Problem requirements | The listing beneath should be written out in full, exactly as shown.

Data section |
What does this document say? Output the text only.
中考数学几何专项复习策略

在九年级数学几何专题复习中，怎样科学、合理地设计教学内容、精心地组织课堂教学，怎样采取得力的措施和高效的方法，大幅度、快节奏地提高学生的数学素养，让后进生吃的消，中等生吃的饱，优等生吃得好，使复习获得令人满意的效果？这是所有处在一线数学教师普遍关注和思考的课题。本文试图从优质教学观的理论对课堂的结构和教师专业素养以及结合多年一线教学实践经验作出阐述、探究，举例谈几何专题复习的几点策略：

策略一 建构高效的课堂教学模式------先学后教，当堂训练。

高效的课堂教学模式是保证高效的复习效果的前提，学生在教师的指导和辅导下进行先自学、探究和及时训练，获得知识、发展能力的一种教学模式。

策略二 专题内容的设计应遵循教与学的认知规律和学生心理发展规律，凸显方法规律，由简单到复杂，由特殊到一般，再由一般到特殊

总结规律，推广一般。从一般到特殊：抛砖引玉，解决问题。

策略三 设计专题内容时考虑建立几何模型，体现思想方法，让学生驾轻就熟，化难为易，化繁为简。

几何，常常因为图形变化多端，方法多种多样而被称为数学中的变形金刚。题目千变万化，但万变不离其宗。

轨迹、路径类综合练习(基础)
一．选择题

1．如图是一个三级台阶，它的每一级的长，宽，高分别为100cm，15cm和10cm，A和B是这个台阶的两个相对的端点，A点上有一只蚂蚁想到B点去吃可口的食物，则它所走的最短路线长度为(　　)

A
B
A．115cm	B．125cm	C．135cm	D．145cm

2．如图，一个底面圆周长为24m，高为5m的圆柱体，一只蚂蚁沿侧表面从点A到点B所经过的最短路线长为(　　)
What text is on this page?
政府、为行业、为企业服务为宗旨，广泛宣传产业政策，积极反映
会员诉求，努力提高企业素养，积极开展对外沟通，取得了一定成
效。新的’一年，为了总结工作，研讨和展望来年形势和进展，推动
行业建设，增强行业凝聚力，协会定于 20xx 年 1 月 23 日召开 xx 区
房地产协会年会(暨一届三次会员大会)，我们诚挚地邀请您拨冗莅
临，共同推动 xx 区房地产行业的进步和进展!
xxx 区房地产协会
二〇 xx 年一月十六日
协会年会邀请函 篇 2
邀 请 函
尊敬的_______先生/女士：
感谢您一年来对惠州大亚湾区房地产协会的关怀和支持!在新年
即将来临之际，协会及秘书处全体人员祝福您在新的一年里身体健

Task answer |
What does this document say? Output the text only.
中考数学几何专项复习策略

在九年级数学几何专题复习中，怎样科学、合理地设计教学内容、精心地组织课堂教学，怎样采取得力的措施和高效的方法，大幅度、快节奏地提高学生的数学素养，让后进生吃的消，中等生吃的饱，优等生吃得好，使复习获得令人满意的效果？这是所有处在一线数学教师普遍关注和思考的课题。本文试图从优质教学观的理论对课堂的结构和教师专业素养以及结合多年一线教学实践经验作出阐述、探究，举例谈几何专题复习的几点策略：

策略一 建构高效的课堂教学模式------先学后教，当堂训练。

高效的课堂教学模式是保证高效的复习效果的前提，学生在教师的指导和辅导下进行先自学、探究和及时训练，获得知识、发展能力的一种教学模式。

策略二 专题内容的设计应遵循教与学的认知规律和学生心理发展规律，凸显方法规律，由简单到复杂，由特殊到一般，再由一般到特殊

总结规律，推广一般。从一般到特殊：抛砖引玉，解决问题。

策略三 设计专题内容时考虑建立几何模型，体现思想方法，让学生驾轻就熟，化难为易，化繁为简。

几何，常常因为图形变化多端，方法多种多样而被称为数学中的变形金刚。题目千变万化，但万变不离其宗。

轨迹、路径类综合练习(基础)
一．选择题

1．如图是一个三级台阶，它的每一级的长，宽，高分别为100cm，15cm和10cm，A和B是这个台阶的两个相对的端点，A点上有一只蚂蚁想到B点去吃可口的食物，则它所走的最短路线长度为(　　)

A
B
A．115cm	B．125cm	C．135cm	D．145cm

2．如图，一个底面圆周长为24m，高为5m的圆柱体，一只蚂蚁沿侧表面从点A到点B所经过的最短路线长为(　　)
What text is on this page?
政府、为行业、为企业服务为宗旨，广泛宣传产业政策，积极反映
会员诉求，努力提高企业素养，积极开展对外沟通，取得了一定成
效。新的’一年，为了总结工作，研讨和展望来年形势和进展，推动
行业建设，增强行业凝聚力，协会定于 20xx 年 1 月 23 日召开 xx 区
房地产协会年会(暨一届三次会员大会)，我们诚挚地邀请您拨冗莅
临，共同推动 xx 区房地产行业的进步和进展!
xxx 区房地产协会
二〇 xx 年一月十六日
协会年会邀请函 篇 2
邀 请 函
尊敬的_______先生/女士：
感谢您一年来对惠州大亚湾区房地产协会的关怀和支持!在新年
即将来临之际，协会及秘书处全体人员祝福您在新的一年里身体健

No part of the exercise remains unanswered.